Check each line of the data for "Oklahoma" and select those that have it.

#### Source records:
===
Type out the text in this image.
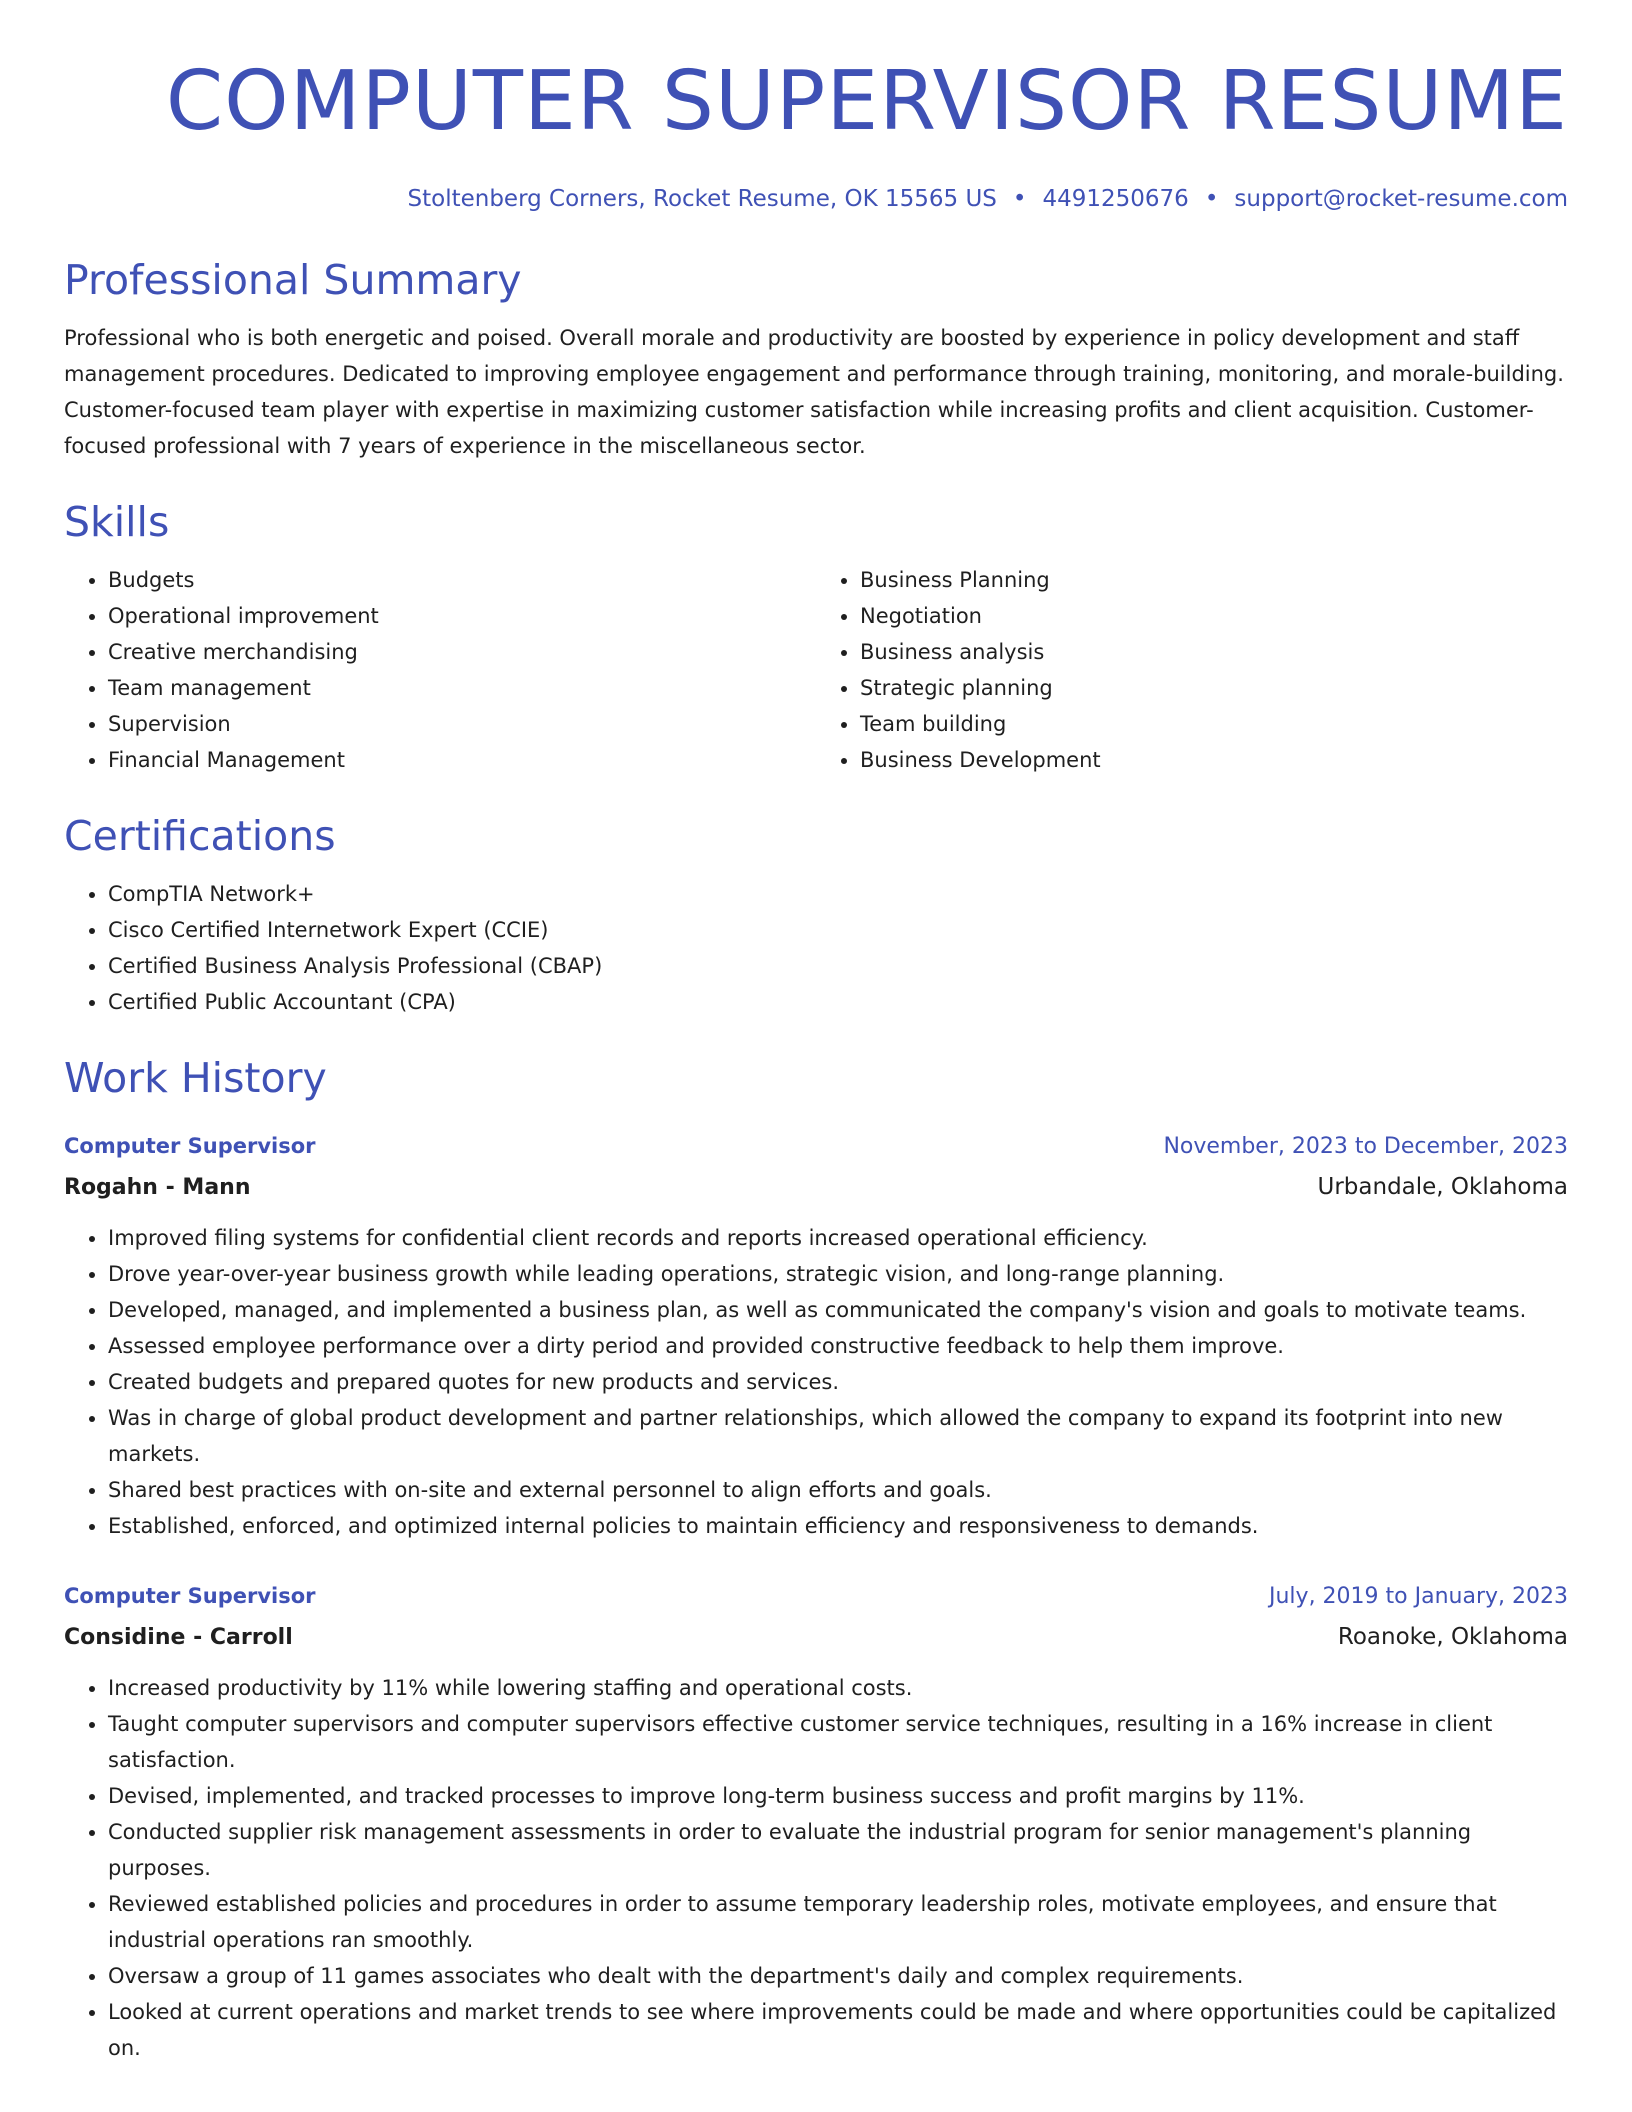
COMPUTER SUPERVISOR RESUME
Stoltenberg Corners, Rocket Resume, OK 15565 US • 4491250676 • support@rocket-resume.com
Professional Summary

Professional who is both energetic and poised. Overall morale and productivity are boosted by experience in policy development and staff management procedures. Dedicated to improving employee engagement and performance through training, monitoring, and morale-building. Customer-focused team player with expertise in maximizing customer satisfaction while increasing profits and client acquisition. Customer-focused professional with 7 years of experience in the miscellaneous sector.

Skills
• Budgets
• Operational improvement
• Creative merchandising
• Team management
• Supervision
• Financial Management
• Business Planning
• Negotiation
• Business analysis
• Strategic planning
• Team building
• Business Development
Certifications
• CompTIA Network+
• Cisco Certified Internetwork Expert (CCIE)
• Certified Business Analysis Professional (CBAP)
• Certified Public Accountant (CPA)
Work History
Computer Supervisor	November, 2023 to December, 2023
Rogahn - Mann	Urbandale, Oklahoma
• Improved filing systems for confidential client records and reports increased operational efficiency.
• Drove year-over-year business growth while leading operations, strategic vision, and long-range planning.
• Developed, managed, and implemented a business plan, as well as communicated the company's vision and goals to motivate teams.
• Assessed employee performance over a dirty period and provided constructive feedback to help them improve.
• Created budgets and prepared quotes for new products and services.
• Was in charge of global product development and partner relationships, which allowed the company to expand its footprint into new markets.
• Shared best practices with on-site and external personnel to align efforts and goals.
• Established, enforced, and optimized internal policies to maintain efficiency and responsiveness to demands.
Computer Supervisor	July, 2019 to January, 2023
Considine - Carroll	Roanoke, Oklahoma
• Increased productivity by 11% while lowering staffing and operational costs.
• Taught computer supervisors and computer supervisors effective customer service techniques, resulting in a 16% increase in client satisfaction.
• Devised, implemented, and tracked processes to improve long-term business success and profit margins by 11%.
• Conducted supplier risk management assessments in order to evaluate the industrial program for senior management's planning purposes.
• Reviewed established policies and procedures in order to assume temporary leadership roles, motivate employees, and ensure that industrial operations ran smoothly.
• Oversaw a group of 11 games associates who dealt with the department's daily and complex requirements.
• Looked at current operations and market trends to see where improvements could be made and where opportunities could be capitalized on.
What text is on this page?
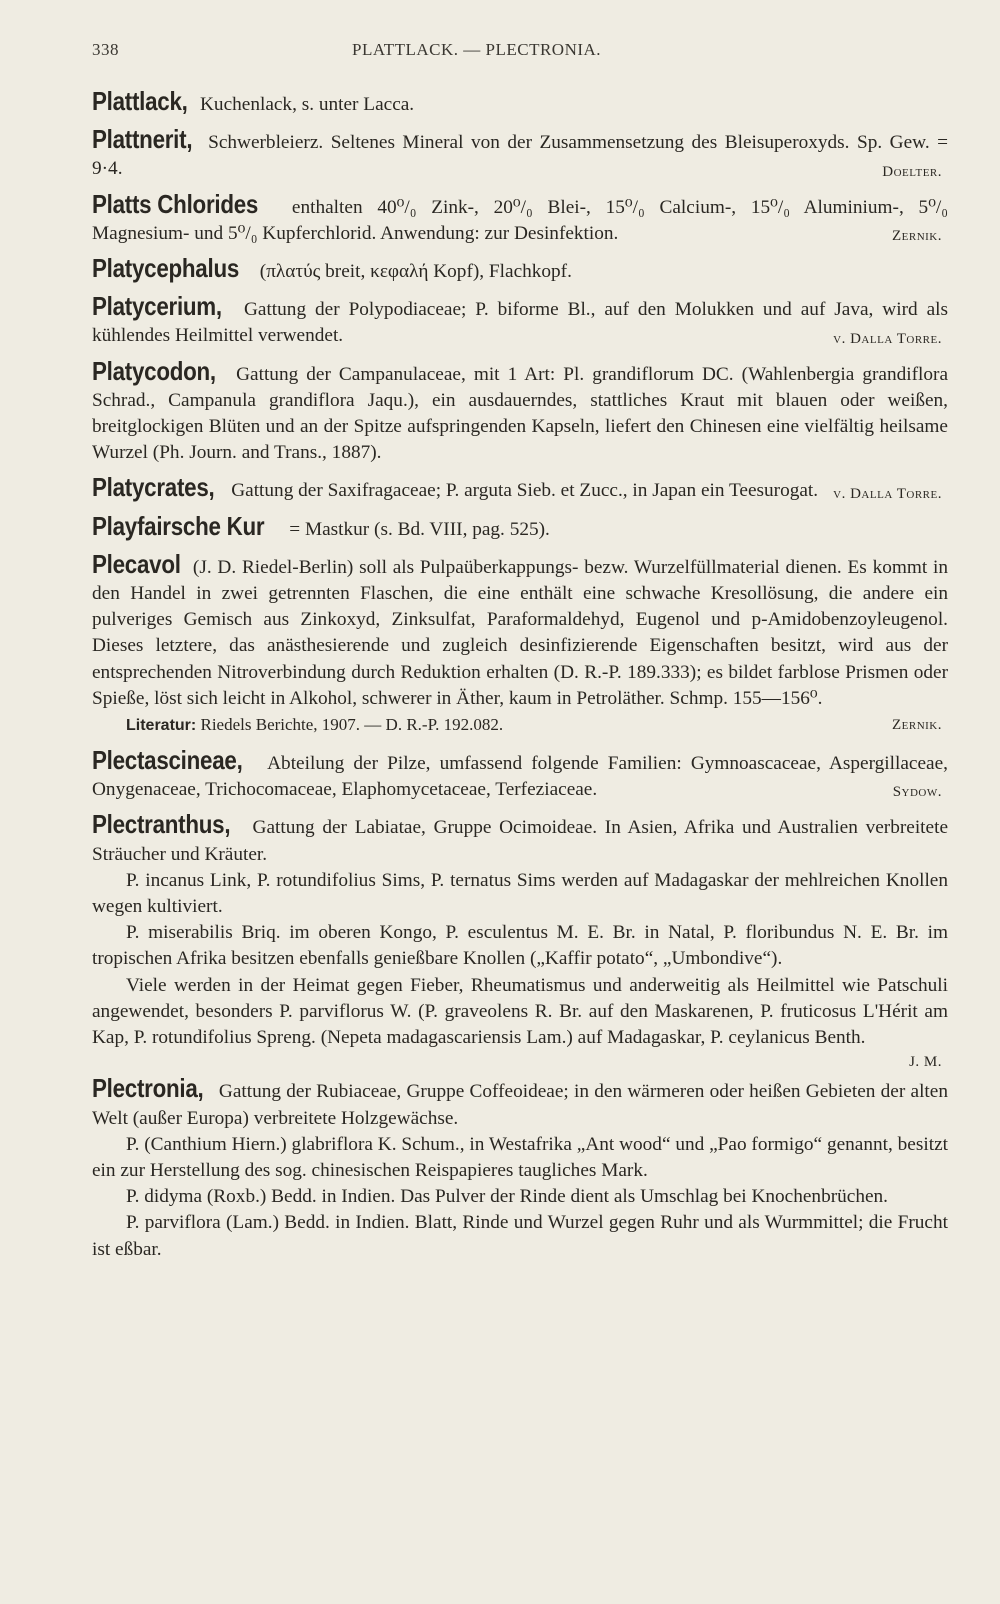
338	PLATTLACK. — PLECTRONIA.

Plattlack, Kuchenlack, s. unter Lacca.

Plattnerit, Schwerbleierz. Seltenes Mineral von der Zusammensetzung des Bleisuperoxyds. Sp. Gew. = 9·4.	Doelter.

Platts Chlorides enthalten 40⁰/₀ Zink-, 20⁰/₀ Blei-, 15⁰/₀ Calcium-, 15⁰/₀ Aluminium-, 5⁰/₀ Magnesium- und 5⁰/₀ Kupferchlorid. Anwendung: zur Desinfektion.	Zernik.

Platycephalus (πλατύς breit, κεφαλή Kopf), Flachkopf.

Platycerium, Gattung der Polypodiaceae; P. biforme Bl., auf den Molukken und auf Java, wird als kühlendes Heilmittel verwendet.	v. Dalla Torre.

Platycodon, Gattung der Campanulaceae, mit 1 Art: Pl. grandiflorum DC. (Wahlenbergia grandiflora Schrad., Campanula grandiflora Jaqu.), ein ausdauerndes, stattliches Kraut mit blauen oder weißen, breitglockigen Blüten und an der Spitze aufspringenden Kapseln, liefert den Chinesen eine vielfältig heilsame Wurzel (Ph. Journ. and Trans., 1887).

Platycrates, Gattung der Saxifragaceae; P. arguta Sieb. et Zucc., in Japan ein Teesurogat.	v. Dalla Torre.

Playfairsche Kur = Mastkur (s. Bd. VIII, pag. 525).

Plecavol (J. D. Riedel-Berlin) soll als Pulpaüberkappungs- bezw. Wurzelfüllmaterial dienen. Es kommt in den Handel in zwei getrennten Flaschen, die eine enthält eine schwache Kresollösung, die andere ein pulveriges Gemisch aus Zinkoxyd, Zinksulfat, Paraformaldehyd, Eugenol und p-Amidobenzoyleugenol. Dieses letztere, das anästhesierende und zugleich desinfizierende Eigenschaften besitzt, wird aus der entsprechenden Nitroverbindung durch Reduktion erhalten (D. R.-P. 189.333); es bildet farblose Prismen oder Spieße, löst sich leicht in Alkohol, schwerer in Äther, kaum in Petroläther. Schmp. 155—156⁰.

Literatur: Riedels Berichte, 1907. — D. R.-P. 192.082.	Zernik.

Plectascineae, Abteilung der Pilze, umfassend folgende Familien: Gymnoascaceae, Aspergillaceae, Onygenaceae, Trichocomaceae, Elaphomycetaceae, Terfeziaceae.	Sydow.

Plectranthus, Gattung der Labiatae, Gruppe Ocimoideae. In Asien, Afrika und Australien verbreitete Sträucher und Kräuter.

P. incanus Link, P. rotundifolius Sims, P. ternatus Sims werden auf Madagaskar der mehlreichen Knollen wegen kultiviert.

P. miserabilis Briq. im oberen Kongo, P. esculentus M. E. Br. in Natal, P. floribundus N. E. Br. im tropischen Afrika besitzen ebenfalls genießbare Knollen („Kaffir potato“, „Umbondive“).

Viele werden in der Heimat gegen Fieber, Rheumatismus und anderweitig als Heilmittel wie Patschuli angewendet, besonders P. parviflorus W. (P. graveolens R. Br. auf den Maskarenen, P. fruticosus L'Hérit am Kap, P. rotundifolius Spreng. (Nepeta madagascariensis Lam.) auf Madagaskar, P. ceylanicus Benth.

J. M.

Plectronia, Gattung der Rubiaceae, Gruppe Coffeoideae; in den wärmeren oder heißen Gebieten der alten Welt (außer Europa) verbreitete Holzgewächse.

P. (Canthium Hiern.) glabriflora K. Schum., in Westafrika „Ant wood“ und „Pao formigo“ genannt, besitzt ein zur Herstellung des sog. chinesischen Reispapieres taugliches Mark.

P. didyma (Roxb.) Bedd. in Indien. Das Pulver der Rinde dient als Umschlag bei Knochenbrüchen.

P. parviflora (Lam.) Bedd. in Indien. Blatt, Rinde und Wurzel gegen Ruhr und als Wurmmittel; die Frucht ist eßbar.
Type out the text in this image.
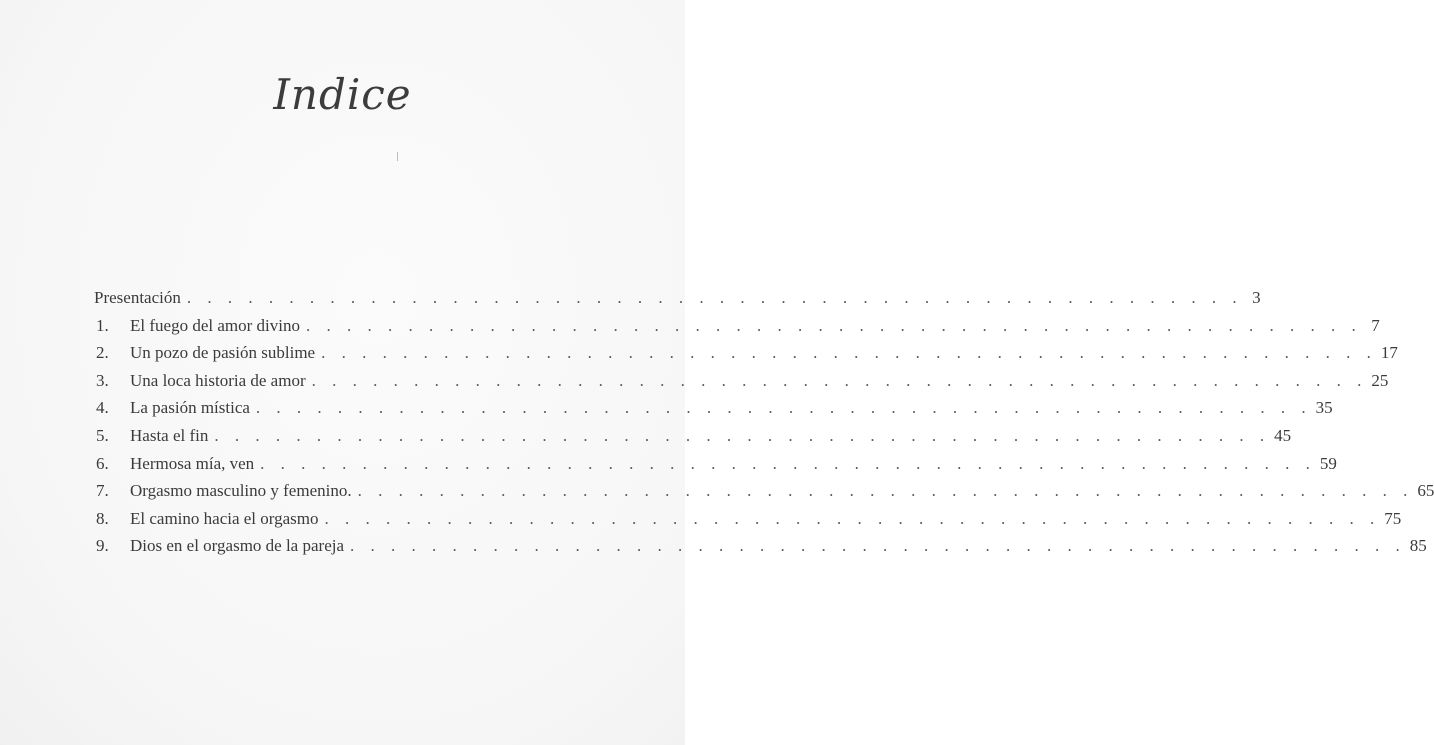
Indice
Presentación . . . . . . . . . . . . . . . . . . . . . . . . . . . . . . . . . . . . . . . . . . . . . . . . . . . . 3
1.	El fuego del amor divino . . . . . . . . . . . . . . . . . . . . . . . . . . . . . . . . . . . . . . . . . . . . . . . . . . . . 7
2.	Un pozo de pasión sublime . . . . . . . . . . . . . . . . . . . . . . . . . . . . . . . . . . . . . . . . . . . . . . . . . . . . 17
3.	Una loca historia de amor . . . . . . . . . . . . . . . . . . . . . . . . . . . . . . . . . . . . . . . . . . . . . . . . . . . . 25
4.	La pasión mística . . . . . . . . . . . . . . . . . . . . . . . . . . . . . . . . . . . . . . . . . . . . . . . . . . . . 35
5.	Hasta el fin . . . . . . . . . . . . . . . . . . . . . . . . . . . . . . . . . . . . . . . . . . . . . . . . . . . . 45
6.	Hermosa mía, ven . . . . . . . . . . . . . . . . . . . . . . . . . . . . . . . . . . . . . . . . . . . . . . . . . . . . 59
7.	Orgasmo masculino y femenino. . . . . . . . . . . . . . . . . . . . . . . . . . . . . . . . . . . . . . . . . . . . . . . . . . . . . 65
8.	El camino hacia el orgasmo . . . . . . . . . . . . . . . . . . . . . . . . . . . . . . . . . . . . . . . . . . . . . . . . . . . . 75
9.	Dios en el orgasmo de la pareja . . . . . . . . . . . . . . . . . . . . . . . . . . . . . . . . . . . . . . . . . . . . . . . . . . . . 85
===
#### Full response:
Rogahn - Mann	Urbandale, Oklahoma
Considine - Carroll	Roanoke, Oklahoma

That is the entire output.